TASK INPUT:
*****
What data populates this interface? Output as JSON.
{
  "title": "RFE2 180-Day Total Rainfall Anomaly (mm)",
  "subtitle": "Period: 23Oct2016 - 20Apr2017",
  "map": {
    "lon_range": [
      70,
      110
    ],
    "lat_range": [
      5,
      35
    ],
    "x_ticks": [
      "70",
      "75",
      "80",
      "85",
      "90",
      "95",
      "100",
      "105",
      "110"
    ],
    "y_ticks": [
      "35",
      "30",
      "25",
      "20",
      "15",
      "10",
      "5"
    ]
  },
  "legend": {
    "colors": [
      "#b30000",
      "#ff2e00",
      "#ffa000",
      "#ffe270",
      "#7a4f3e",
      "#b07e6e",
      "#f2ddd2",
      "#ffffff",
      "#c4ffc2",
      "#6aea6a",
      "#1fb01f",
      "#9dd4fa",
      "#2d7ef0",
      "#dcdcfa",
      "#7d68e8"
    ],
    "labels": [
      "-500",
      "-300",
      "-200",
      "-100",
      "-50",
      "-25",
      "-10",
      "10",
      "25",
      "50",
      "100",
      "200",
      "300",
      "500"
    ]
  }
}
*****
TASK INSTRUCTIONS: Can you restate every record above word for word?

REPLY:
What data populates this interface? Output as JSON.
{
  "title": "RFE2 180-Day Total Rainfall Anomaly (mm)",
  "subtitle": "Period: 23Oct2016 - 20Apr2017",
  "map": {
    "lon_range": [
      70,
      110
    ],
    "lat_range": [
      5,
      35
    ],
    "x_ticks": [
      "70",
      "75",
      "80",
      "85",
      "90",
      "95",
      "100",
      "105",
      "110"
    ],
    "y_ticks": [
      "35",
      "30",
      "25",
      "20",
      "15",
      "10",
      "5"
    ]
  },
  "legend": {
    "colors": [
      "#b30000",
      "#ff2e00",
      "#ffa000",
      "#ffe270",
      "#7a4f3e",
      "#b07e6e",
      "#f2ddd2",
      "#ffffff",
      "#c4ffc2",
      "#6aea6a",
      "#1fb01f",
      "#9dd4fa",
      "#2d7ef0",
      "#dcdcfa",
      "#7d68e8"
    ],
    "labels": [
      "-500",
      "-300",
      "-200",
      "-100",
      "-50",
      "-25",
      "-10",
      "10",
      "25",
      "50",
      "100",
      "200",
      "300",
      "500"
    ]
  }
}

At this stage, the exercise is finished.